STATED TASK >>
Output a single figure: the number of lines in which the word "JSON" appears.

ROWS >>
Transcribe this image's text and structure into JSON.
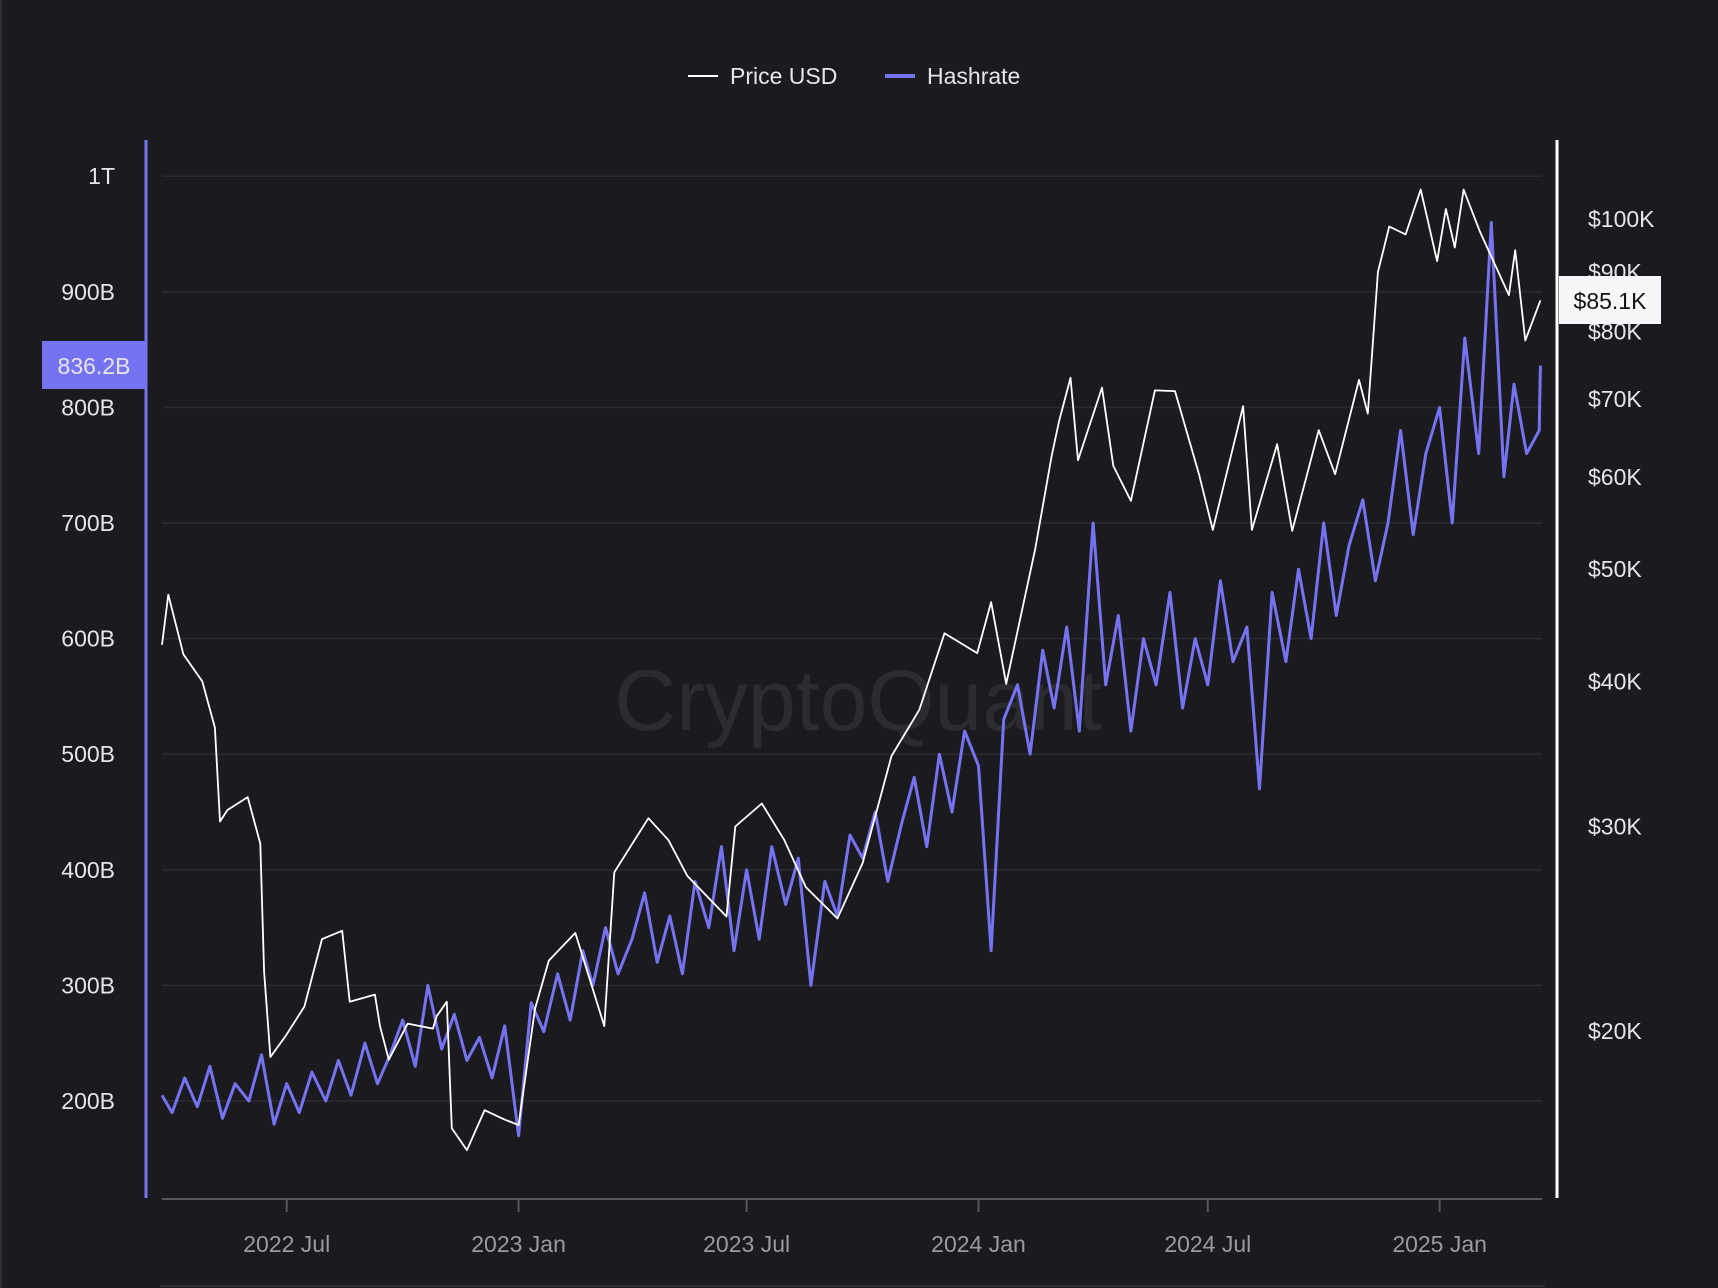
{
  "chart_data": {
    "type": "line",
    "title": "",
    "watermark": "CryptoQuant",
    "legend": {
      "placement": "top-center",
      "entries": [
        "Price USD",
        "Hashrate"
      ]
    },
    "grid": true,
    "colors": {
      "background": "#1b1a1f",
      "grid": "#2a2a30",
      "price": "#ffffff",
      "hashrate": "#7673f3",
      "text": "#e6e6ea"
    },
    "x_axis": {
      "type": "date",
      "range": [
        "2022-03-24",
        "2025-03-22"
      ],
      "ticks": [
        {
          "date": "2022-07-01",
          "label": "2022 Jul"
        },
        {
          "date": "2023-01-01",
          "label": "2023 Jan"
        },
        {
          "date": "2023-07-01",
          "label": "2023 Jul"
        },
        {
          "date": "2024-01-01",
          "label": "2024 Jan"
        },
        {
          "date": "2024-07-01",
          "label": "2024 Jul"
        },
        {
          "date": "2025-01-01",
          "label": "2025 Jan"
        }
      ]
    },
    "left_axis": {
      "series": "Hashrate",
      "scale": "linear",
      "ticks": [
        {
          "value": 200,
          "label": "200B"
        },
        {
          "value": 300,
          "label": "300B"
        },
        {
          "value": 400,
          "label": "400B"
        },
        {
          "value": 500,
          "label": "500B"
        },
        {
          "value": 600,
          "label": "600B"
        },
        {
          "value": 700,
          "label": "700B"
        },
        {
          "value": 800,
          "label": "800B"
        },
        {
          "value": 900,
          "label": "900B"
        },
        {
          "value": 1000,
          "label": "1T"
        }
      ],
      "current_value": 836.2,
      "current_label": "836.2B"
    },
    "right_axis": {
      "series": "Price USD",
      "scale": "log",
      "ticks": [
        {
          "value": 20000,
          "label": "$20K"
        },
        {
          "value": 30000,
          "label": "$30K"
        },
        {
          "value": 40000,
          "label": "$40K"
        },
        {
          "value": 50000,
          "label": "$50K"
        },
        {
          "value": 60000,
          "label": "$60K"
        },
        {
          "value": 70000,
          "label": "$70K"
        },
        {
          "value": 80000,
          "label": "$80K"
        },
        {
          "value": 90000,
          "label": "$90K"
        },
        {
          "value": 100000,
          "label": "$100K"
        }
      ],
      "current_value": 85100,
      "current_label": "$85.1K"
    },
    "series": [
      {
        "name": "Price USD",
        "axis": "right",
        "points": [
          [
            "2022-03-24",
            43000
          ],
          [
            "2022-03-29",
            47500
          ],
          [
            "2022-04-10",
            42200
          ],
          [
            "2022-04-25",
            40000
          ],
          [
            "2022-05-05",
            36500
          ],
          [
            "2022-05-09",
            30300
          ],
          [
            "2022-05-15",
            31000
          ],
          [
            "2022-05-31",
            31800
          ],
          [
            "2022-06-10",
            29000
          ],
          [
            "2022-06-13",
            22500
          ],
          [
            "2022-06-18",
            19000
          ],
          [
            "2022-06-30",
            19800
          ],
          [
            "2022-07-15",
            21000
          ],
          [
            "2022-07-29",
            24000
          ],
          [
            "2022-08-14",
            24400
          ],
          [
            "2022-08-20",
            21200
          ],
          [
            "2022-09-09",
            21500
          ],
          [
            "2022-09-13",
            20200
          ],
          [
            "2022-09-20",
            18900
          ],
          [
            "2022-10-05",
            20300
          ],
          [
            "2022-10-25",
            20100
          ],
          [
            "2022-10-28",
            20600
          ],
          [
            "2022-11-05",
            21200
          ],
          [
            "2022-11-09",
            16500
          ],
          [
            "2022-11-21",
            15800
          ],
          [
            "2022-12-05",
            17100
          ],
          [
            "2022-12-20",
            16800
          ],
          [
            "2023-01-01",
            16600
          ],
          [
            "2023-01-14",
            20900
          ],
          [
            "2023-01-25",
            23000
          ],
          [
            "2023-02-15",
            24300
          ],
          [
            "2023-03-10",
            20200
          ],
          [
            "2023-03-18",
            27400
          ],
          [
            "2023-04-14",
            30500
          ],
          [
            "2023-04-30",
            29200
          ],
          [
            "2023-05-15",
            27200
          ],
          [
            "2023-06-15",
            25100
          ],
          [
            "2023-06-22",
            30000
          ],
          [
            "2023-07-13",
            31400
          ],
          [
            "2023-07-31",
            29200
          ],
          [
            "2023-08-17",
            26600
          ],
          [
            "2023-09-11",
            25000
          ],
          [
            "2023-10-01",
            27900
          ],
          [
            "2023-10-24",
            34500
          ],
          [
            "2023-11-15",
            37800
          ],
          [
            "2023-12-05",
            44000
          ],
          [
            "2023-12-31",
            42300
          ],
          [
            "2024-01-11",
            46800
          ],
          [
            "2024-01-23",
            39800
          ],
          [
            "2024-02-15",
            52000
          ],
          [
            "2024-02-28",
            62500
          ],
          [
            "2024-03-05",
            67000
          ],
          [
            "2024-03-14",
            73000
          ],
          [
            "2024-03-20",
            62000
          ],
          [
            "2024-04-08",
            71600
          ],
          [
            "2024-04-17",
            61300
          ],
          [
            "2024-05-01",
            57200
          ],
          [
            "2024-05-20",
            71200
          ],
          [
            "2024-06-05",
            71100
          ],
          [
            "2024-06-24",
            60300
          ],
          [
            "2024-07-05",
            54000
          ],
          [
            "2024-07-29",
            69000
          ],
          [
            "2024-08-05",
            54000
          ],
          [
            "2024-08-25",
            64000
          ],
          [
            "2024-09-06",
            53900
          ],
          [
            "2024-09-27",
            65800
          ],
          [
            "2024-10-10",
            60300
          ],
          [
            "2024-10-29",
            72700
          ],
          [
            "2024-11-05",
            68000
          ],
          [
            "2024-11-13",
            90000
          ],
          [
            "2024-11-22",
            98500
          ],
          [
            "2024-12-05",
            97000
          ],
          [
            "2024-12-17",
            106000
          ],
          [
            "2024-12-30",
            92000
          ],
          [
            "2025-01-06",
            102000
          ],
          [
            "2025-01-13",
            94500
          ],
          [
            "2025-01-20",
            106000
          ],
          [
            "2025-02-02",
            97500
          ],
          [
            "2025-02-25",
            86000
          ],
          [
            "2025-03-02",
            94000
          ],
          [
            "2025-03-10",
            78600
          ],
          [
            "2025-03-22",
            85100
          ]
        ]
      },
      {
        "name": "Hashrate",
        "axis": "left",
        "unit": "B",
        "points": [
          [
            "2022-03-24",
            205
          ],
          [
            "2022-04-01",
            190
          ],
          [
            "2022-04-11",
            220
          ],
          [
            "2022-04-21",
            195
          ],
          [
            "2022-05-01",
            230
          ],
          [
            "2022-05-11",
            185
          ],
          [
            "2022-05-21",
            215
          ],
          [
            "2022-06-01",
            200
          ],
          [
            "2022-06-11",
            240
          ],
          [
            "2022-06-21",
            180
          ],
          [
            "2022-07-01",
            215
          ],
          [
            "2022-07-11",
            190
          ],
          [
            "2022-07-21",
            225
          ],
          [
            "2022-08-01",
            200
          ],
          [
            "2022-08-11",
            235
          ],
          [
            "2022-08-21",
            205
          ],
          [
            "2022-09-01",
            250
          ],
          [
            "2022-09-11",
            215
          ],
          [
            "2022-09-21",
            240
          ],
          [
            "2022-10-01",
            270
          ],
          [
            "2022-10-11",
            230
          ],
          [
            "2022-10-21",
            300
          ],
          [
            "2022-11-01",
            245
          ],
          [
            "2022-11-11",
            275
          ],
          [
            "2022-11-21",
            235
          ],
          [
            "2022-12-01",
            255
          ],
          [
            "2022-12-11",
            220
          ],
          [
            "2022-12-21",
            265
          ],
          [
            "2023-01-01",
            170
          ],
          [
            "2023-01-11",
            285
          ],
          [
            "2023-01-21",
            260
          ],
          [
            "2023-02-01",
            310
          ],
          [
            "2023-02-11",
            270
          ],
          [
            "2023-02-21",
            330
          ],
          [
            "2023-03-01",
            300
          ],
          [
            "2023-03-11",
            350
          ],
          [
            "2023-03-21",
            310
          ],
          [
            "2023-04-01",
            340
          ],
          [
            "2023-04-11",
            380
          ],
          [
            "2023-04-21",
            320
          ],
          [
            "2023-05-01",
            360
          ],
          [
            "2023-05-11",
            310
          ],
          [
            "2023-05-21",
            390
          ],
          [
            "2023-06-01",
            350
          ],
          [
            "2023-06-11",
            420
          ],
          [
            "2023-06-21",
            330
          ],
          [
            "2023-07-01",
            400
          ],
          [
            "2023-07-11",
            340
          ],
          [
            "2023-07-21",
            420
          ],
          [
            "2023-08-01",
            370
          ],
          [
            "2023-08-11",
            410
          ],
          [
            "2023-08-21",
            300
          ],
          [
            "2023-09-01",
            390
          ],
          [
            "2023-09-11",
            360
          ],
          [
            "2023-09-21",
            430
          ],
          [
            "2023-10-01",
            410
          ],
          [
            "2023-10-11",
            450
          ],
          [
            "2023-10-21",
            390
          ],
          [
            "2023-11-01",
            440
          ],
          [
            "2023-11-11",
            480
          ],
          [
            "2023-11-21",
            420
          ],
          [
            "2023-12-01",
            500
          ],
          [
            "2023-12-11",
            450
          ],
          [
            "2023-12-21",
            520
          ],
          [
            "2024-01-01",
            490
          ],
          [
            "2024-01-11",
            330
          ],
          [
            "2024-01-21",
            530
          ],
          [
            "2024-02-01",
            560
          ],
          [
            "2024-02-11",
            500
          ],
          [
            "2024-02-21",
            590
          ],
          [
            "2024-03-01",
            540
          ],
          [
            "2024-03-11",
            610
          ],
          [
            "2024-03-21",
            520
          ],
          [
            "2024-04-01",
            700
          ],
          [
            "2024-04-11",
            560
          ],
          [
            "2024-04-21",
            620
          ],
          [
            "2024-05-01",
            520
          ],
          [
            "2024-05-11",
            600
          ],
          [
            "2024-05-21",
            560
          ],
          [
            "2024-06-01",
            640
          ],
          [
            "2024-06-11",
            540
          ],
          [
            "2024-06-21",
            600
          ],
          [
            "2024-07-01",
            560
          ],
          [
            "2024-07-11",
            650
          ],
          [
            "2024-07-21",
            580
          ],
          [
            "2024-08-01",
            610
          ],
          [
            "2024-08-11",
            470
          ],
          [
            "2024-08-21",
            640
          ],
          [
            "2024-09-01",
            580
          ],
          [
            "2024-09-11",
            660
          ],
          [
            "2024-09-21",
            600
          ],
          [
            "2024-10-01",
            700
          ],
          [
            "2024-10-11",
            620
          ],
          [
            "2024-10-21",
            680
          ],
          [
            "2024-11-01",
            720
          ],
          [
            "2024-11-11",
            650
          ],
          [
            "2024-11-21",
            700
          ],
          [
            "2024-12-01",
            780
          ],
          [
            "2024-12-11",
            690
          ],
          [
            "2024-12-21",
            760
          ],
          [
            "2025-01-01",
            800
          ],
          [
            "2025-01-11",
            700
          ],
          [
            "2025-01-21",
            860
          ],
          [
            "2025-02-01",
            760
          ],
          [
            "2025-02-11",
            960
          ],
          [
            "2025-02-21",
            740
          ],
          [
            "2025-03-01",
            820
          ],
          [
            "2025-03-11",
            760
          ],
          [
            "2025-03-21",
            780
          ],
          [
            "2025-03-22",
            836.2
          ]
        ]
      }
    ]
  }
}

---

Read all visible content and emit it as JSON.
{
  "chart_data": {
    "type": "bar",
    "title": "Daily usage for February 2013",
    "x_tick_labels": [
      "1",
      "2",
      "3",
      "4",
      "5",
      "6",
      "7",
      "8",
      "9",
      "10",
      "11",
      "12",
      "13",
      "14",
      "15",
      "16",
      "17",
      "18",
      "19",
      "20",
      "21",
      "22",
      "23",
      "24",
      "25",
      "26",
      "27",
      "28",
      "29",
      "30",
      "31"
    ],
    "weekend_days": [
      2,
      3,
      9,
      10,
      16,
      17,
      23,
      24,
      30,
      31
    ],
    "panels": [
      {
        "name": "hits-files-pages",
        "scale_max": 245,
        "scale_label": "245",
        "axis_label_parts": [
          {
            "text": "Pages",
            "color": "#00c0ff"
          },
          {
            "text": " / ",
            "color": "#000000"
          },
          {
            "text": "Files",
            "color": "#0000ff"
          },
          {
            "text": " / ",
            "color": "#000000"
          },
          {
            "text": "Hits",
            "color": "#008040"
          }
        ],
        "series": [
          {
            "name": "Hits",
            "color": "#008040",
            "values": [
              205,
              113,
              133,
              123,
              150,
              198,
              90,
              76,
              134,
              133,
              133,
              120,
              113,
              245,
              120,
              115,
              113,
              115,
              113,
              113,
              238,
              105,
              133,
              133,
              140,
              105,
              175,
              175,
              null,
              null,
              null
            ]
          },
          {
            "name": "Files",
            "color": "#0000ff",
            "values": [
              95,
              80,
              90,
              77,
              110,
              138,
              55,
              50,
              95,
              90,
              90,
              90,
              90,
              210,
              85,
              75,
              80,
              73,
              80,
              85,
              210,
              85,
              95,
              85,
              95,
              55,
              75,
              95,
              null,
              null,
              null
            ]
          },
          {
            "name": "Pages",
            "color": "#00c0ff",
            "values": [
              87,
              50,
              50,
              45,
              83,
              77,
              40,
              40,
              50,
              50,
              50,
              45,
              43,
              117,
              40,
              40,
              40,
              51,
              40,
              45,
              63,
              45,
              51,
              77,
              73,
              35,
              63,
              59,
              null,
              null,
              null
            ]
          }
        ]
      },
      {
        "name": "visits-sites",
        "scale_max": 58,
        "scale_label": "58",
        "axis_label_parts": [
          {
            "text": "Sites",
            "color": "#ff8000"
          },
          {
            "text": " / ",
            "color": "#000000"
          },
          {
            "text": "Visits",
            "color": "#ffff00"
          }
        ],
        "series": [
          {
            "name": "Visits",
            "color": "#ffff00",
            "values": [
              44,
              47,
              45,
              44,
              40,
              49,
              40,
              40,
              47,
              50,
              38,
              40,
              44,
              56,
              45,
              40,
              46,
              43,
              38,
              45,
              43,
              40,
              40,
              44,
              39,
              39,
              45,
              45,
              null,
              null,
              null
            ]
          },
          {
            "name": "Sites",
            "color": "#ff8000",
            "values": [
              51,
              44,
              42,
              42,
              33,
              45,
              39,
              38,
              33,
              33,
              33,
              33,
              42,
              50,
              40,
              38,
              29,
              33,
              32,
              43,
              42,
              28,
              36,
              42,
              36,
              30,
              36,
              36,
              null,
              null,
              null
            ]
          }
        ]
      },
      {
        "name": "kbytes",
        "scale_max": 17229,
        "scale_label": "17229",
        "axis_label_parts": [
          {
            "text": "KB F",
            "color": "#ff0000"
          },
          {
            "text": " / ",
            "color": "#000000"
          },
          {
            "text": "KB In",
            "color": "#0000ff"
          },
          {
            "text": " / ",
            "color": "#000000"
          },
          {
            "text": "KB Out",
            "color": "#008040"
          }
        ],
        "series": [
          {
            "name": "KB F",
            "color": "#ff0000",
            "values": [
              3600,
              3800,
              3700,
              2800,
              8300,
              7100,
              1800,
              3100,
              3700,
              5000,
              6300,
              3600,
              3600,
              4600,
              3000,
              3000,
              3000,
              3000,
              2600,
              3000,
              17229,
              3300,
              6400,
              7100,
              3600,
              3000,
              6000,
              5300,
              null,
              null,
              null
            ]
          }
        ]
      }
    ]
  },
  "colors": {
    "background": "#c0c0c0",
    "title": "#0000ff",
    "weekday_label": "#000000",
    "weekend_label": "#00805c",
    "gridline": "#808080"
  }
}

---

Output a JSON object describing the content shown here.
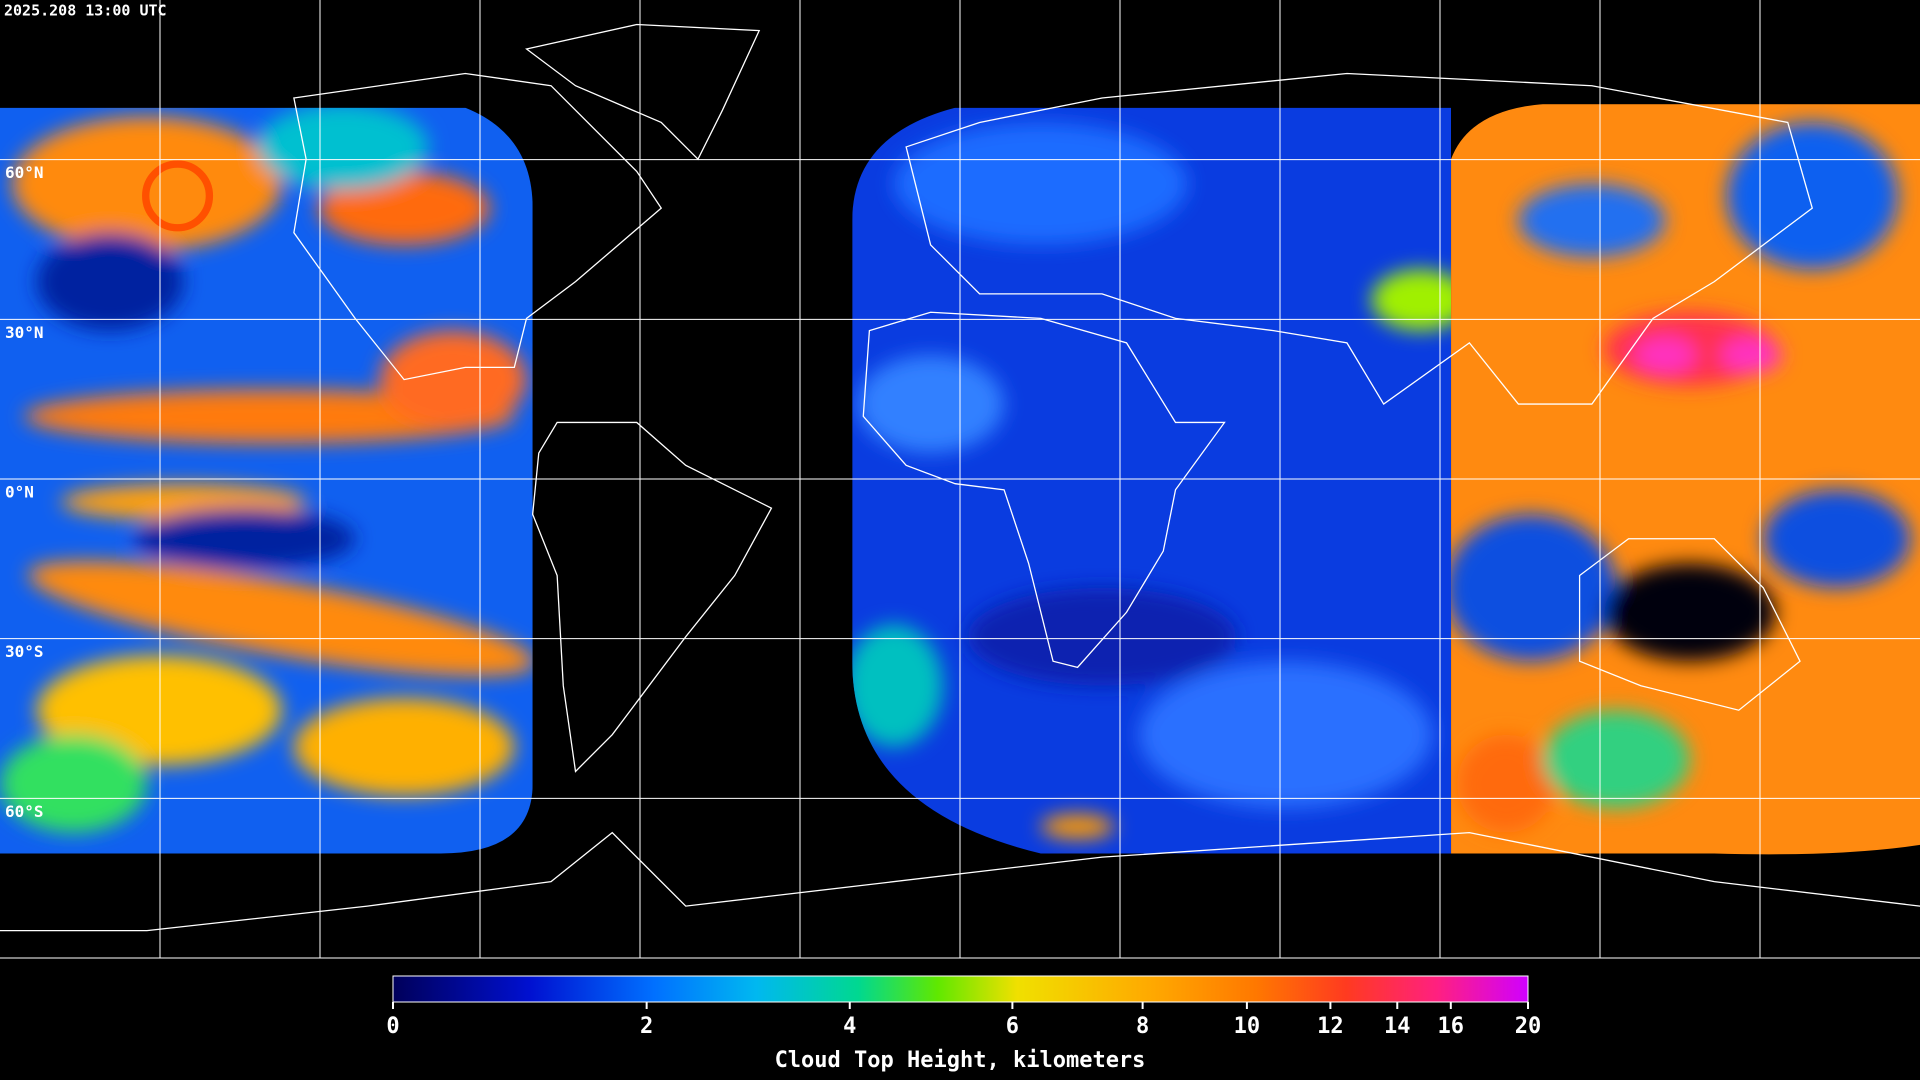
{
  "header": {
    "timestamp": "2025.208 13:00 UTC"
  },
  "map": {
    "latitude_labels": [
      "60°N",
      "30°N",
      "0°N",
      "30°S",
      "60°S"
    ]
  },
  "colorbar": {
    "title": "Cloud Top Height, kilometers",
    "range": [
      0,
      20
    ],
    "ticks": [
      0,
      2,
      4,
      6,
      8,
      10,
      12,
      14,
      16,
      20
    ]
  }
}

TASK RESPONSE >>
3